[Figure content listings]

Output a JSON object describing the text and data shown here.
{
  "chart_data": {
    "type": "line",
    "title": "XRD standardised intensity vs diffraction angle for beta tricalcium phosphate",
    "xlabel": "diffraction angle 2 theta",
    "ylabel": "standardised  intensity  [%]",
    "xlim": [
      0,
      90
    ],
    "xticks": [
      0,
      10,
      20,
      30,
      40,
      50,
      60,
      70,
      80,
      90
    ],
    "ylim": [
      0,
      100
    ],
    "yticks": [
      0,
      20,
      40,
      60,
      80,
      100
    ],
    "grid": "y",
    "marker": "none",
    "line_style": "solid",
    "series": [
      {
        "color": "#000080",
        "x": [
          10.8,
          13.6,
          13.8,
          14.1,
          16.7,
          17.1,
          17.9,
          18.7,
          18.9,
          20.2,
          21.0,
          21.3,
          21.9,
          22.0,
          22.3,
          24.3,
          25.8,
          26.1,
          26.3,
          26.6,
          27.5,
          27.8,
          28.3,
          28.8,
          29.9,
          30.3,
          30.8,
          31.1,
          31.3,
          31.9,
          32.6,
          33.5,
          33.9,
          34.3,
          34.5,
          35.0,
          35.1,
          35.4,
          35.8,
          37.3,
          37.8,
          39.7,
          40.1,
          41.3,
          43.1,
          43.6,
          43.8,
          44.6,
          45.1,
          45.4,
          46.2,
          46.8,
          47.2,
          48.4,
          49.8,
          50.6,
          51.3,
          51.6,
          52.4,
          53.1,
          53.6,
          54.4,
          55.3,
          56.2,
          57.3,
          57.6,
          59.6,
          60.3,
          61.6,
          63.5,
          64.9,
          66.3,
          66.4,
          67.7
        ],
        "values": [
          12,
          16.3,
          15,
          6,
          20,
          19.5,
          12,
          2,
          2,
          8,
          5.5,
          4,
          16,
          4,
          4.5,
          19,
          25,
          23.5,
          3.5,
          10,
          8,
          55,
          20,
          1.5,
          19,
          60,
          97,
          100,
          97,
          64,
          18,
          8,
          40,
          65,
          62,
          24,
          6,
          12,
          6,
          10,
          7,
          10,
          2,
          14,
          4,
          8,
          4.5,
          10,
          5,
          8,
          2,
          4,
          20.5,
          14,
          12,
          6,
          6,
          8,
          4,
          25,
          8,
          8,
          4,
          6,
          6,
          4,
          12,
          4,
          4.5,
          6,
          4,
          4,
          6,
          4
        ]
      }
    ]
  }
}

- _Stated goal_:
Output all of the data above without any alteration.

- _Output for this task_:
Output a JSON object describing the text and data shown here.
{
  "chart_data": {
    "type": "line",
    "title": "XRD standardised intensity vs diffraction angle for beta tricalcium phosphate",
    "xlabel": "diffraction angle 2 theta",
    "ylabel": "standardised  intensity  [%]",
    "xlim": [
      0,
      90
    ],
    "xticks": [
      0,
      10,
      20,
      30,
      40,
      50,
      60,
      70,
      80,
      90
    ],
    "ylim": [
      0,
      100
    ],
    "yticks": [
      0,
      20,
      40,
      60,
      80,
      100
    ],
    "grid": "y",
    "marker": "none",
    "line_style": "solid",
    "series": [
      {
        "color": "#000080",
        "x": [
          10.8,
          13.6,
          13.8,
          14.1,
          16.7,
          17.1,
          17.9,
          18.7,
          18.9,
          20.2,
          21.0,
          21.3,
          21.9,
          22.0,
          22.3,
          24.3,
          25.8,
          26.1,
          26.3,
          26.6,
          27.5,
          27.8,
          28.3,
          28.8,
          29.9,
          30.3,
          30.8,
          31.1,
          31.3,
          31.9,
          32.6,
          33.5,
          33.9,
          34.3,
          34.5,
          35.0,
          35.1,
          35.4,
          35.8,
          37.3,
          37.8,
          39.7,
          40.1,
          41.3,
          43.1,
          43.6,
          43.8,
          44.6,
          45.1,
          45.4,
          46.2,
          46.8,
          47.2,
          48.4,
          49.8,
          50.6,
          51.3,
          51.6,
          52.4,
          53.1,
          53.6,
          54.4,
          55.3,
          56.2,
          57.3,
          57.6,
          59.6,
          60.3,
          61.6,
          63.5,
          64.9,
          66.3,
          66.4,
          67.7
        ],
        "values": [
          12,
          16.3,
          15,
          6,
          20,
          19.5,
          12,
          2,
          2,
          8,
          5.5,
          4,
          16,
          4,
          4.5,
          19,
          25,
          23.5,
          3.5,
          10,
          8,
          55,
          20,
          1.5,
          19,
          60,
          97,
          100,
          97,
          64,
          18,
          8,
          40,
          65,
          62,
          24,
          6,
          12,
          6,
          10,
          7,
          10,
          2,
          14,
          4,
          8,
          4.5,
          10,
          5,
          8,
          2,
          4,
          20.5,
          14,
          12,
          6,
          6,
          8,
          4,
          25,
          8,
          8,
          4,
          6,
          6,
          4,
          12,
          4,
          4.5,
          6,
          4,
          4,
          6,
          4
        ]
      }
    ]
  }
}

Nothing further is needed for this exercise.